» REQUIRED WORK:
Could you write out the records below exactly as they appear, leaving out any pictures?

━━━

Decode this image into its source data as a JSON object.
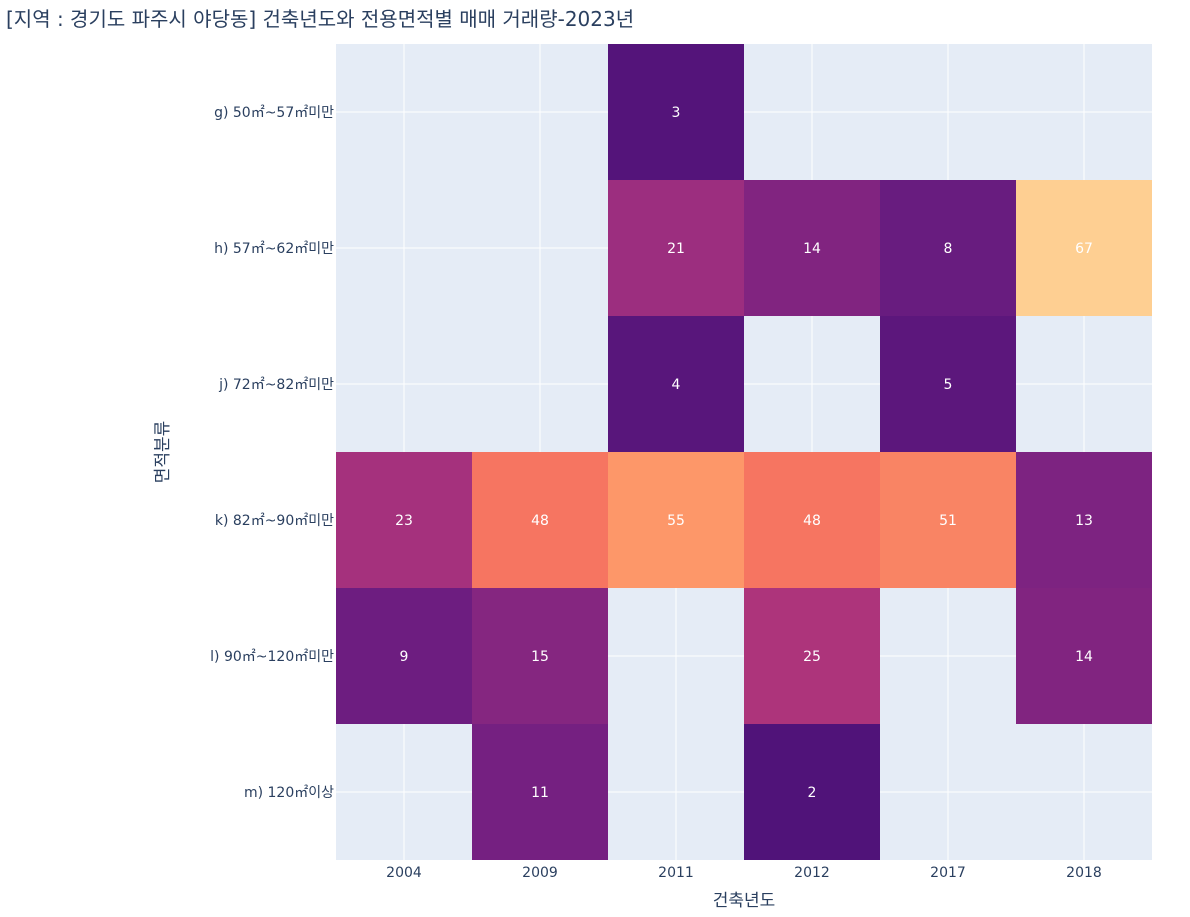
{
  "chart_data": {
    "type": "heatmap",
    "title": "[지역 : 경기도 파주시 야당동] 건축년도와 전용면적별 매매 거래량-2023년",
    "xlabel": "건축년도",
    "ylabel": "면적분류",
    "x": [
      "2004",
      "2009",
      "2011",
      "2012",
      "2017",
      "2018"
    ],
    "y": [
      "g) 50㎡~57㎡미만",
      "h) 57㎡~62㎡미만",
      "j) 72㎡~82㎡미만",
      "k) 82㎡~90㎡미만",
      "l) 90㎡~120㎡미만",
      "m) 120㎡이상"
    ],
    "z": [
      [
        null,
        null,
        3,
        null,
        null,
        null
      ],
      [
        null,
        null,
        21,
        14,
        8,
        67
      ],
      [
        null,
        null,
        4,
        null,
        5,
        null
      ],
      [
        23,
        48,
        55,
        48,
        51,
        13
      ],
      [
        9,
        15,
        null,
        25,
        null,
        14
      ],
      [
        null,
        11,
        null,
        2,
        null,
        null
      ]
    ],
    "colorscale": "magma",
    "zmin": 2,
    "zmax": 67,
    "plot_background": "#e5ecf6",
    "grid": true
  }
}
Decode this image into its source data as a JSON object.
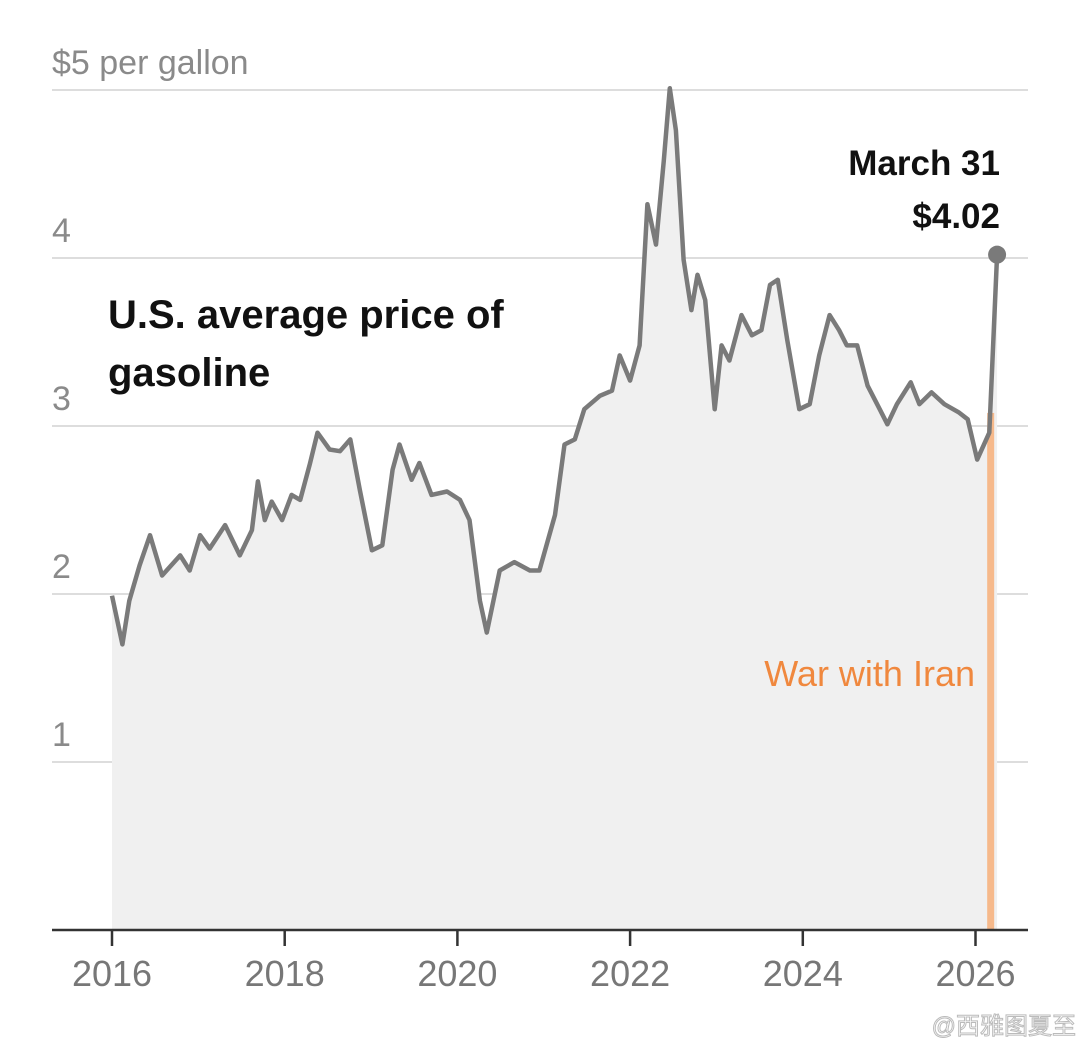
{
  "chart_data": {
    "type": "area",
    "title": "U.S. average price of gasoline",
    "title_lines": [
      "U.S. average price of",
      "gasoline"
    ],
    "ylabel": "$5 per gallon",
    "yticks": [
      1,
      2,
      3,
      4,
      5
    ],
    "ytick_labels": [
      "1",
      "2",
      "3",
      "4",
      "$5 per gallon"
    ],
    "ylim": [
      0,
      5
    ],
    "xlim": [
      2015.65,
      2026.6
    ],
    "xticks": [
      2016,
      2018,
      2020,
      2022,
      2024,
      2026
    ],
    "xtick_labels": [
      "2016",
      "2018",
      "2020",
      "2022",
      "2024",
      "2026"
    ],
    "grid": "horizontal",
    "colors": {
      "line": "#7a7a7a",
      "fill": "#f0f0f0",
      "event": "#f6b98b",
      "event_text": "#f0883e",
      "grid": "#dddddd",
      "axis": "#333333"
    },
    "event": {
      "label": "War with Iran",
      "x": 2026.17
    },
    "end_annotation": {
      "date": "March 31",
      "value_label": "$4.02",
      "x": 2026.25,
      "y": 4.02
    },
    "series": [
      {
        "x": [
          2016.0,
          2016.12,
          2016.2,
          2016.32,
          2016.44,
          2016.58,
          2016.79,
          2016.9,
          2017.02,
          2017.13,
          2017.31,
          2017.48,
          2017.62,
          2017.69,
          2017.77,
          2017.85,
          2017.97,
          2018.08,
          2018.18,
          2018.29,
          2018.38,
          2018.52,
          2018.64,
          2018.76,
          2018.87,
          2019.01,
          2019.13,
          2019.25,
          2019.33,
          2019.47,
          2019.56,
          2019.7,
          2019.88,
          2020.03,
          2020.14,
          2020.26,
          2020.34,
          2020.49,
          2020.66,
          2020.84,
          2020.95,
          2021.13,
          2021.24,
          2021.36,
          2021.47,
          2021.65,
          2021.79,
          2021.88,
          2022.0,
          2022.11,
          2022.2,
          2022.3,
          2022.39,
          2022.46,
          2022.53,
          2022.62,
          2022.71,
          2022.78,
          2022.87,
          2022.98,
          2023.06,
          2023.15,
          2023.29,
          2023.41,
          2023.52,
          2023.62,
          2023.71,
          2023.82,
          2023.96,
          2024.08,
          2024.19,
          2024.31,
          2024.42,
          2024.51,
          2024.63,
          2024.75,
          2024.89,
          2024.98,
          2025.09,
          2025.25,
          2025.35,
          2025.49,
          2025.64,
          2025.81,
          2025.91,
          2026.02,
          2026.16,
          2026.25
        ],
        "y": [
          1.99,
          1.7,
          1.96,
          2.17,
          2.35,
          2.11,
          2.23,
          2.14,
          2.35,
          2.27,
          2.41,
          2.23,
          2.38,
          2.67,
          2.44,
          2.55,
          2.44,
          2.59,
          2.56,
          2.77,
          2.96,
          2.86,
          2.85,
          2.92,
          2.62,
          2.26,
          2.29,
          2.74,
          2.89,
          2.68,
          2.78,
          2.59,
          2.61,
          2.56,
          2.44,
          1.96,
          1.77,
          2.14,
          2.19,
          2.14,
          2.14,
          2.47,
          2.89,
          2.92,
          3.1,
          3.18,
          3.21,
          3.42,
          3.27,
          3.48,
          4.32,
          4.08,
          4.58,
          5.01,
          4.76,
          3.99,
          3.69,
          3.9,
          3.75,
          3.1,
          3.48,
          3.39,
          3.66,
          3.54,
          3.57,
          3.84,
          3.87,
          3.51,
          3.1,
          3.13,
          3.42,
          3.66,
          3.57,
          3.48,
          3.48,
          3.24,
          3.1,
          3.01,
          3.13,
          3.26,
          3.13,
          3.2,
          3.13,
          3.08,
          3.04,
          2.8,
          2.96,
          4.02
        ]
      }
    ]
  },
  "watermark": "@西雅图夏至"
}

━━━

» COMPLETED EXERCISE:
Decode this image into its source data as a JSON object.
{
  "chart_data": {
    "type": "heatmap",
    "title": "[지역 : 경기도 파주시 야당동] 건축년도와 전용면적별 매매 거래량-2023년",
    "xlabel": "건축년도",
    "ylabel": "면적분류",
    "x": [
      "2004",
      "2009",
      "2011",
      "2012",
      "2017",
      "2018"
    ],
    "y": [
      "g) 50㎡~57㎡미만",
      "h) 57㎡~62㎡미만",
      "j) 72㎡~82㎡미만",
      "k) 82㎡~90㎡미만",
      "l) 90㎡~120㎡미만",
      "m) 120㎡이상"
    ],
    "z": [
      [
        null,
        null,
        3,
        null,
        null,
        null
      ],
      [
        null,
        null,
        21,
        14,
        8,
        67
      ],
      [
        null,
        null,
        4,
        null,
        5,
        null
      ],
      [
        23,
        48,
        55,
        48,
        51,
        13
      ],
      [
        9,
        15,
        null,
        25,
        null,
        14
      ],
      [
        null,
        11,
        null,
        2,
        null,
        null
      ]
    ],
    "colorscale": "magma",
    "zmin": 2,
    "zmax": 67,
    "plot_background": "#e5ecf6",
    "grid": true
  }
}
Decode this image into its source data as a JSON object.
{
  "chart_data": {
    "type": "area",
    "title": "U.S. average price of gasoline",
    "title_lines": [
      "U.S. average price of",
      "gasoline"
    ],
    "ylabel": "$5 per gallon",
    "yticks": [
      1,
      2,
      3,
      4,
      5
    ],
    "ytick_labels": [
      "1",
      "2",
      "3",
      "4",
      "$5 per gallon"
    ],
    "ylim": [
      0,
      5
    ],
    "xlim": [
      2015.65,
      2026.6
    ],
    "xticks": [
      2016,
      2018,
      2020,
      2022,
      2024,
      2026
    ],
    "xtick_labels": [
      "2016",
      "2018",
      "2020",
      "2022",
      "2024",
      "2026"
    ],
    "grid": "horizontal",
    "colors": {
      "line": "#7a7a7a",
      "fill": "#f0f0f0",
      "event": "#f6b98b",
      "event_text": "#f0883e",
      "grid": "#dddddd",
      "axis": "#333333"
    },
    "event": {
      "label": "War with Iran",
      "x": 2026.17
    },
    "end_annotation": {
      "date": "March 31",
      "value_label": "$4.02",
      "x": 2026.25,
      "y": 4.02
    },
    "series": [
      {
        "x": [
          2016.0,
          2016.12,
          2016.2,
          2016.32,
          2016.44,
          2016.58,
          2016.79,
          2016.9,
          2017.02,
          2017.13,
          2017.31,
          2017.48,
          2017.62,
          2017.69,
          2017.77,
          2017.85,
          2017.97,
          2018.08,
          2018.18,
          2018.29,
          2018.38,
          2018.52,
          2018.64,
          2018.76,
          2018.87,
          2019.01,
          2019.13,
          2019.25,
          2019.33,
          2019.47,
          2019.56,
          2019.7,
          2019.88,
          2020.03,
          2020.14,
          2020.26,
          2020.34,
          2020.49,
          2020.66,
          2020.84,
          2020.95,
          2021.13,
          2021.24,
          2021.36,
          2021.47,
          2021.65,
          2021.79,
          2021.88,
          2022.0,
          2022.11,
          2022.2,
          2022.3,
          2022.39,
          2022.46,
          2022.53,
          2022.62,
          2022.71,
          2022.78,
          2022.87,
          2022.98,
          2023.06,
          2023.15,
          2023.29,
          2023.41,
          2023.52,
          2023.62,
          2023.71,
          2023.82,
          2023.96,
          2024.08,
          2024.19,
          2024.31,
          2024.42,
          2024.51,
          2024.63,
          2024.75,
          2024.89,
          2024.98,
          2025.09,
          2025.25,
          2025.35,
          2025.49,
          2025.64,
          2025.81,
          2025.91,
          2026.02,
          2026.16,
          2026.25
        ],
        "y": [
          1.99,
          1.7,
          1.96,
          2.17,
          2.35,
          2.11,
          2.23,
          2.14,
          2.35,
          2.27,
          2.41,
          2.23,
          2.38,
          2.67,
          2.44,
          2.55,
          2.44,
          2.59,
          2.56,
          2.77,
          2.96,
          2.86,
          2.85,
          2.92,
          2.62,
          2.26,
          2.29,
          2.74,
          2.89,
          2.68,
          2.78,
          2.59,
          2.61,
          2.56,
          2.44,
          1.96,
          1.77,
          2.14,
          2.19,
          2.14,
          2.14,
          2.47,
          2.89,
          2.92,
          3.1,
          3.18,
          3.21,
          3.42,
          3.27,
          3.48,
          4.32,
          4.08,
          4.58,
          5.01,
          4.76,
          3.99,
          3.69,
          3.9,
          3.75,
          3.1,
          3.48,
          3.39,
          3.66,
          3.54,
          3.57,
          3.84,
          3.87,
          3.51,
          3.1,
          3.13,
          3.42,
          3.66,
          3.57,
          3.48,
          3.48,
          3.24,
          3.1,
          3.01,
          3.13,
          3.26,
          3.13,
          3.2,
          3.13,
          3.08,
          3.04,
          2.8,
          2.96,
          4.02
        ]
      }
    ]
  },
  "watermark": "@西雅图夏至"
}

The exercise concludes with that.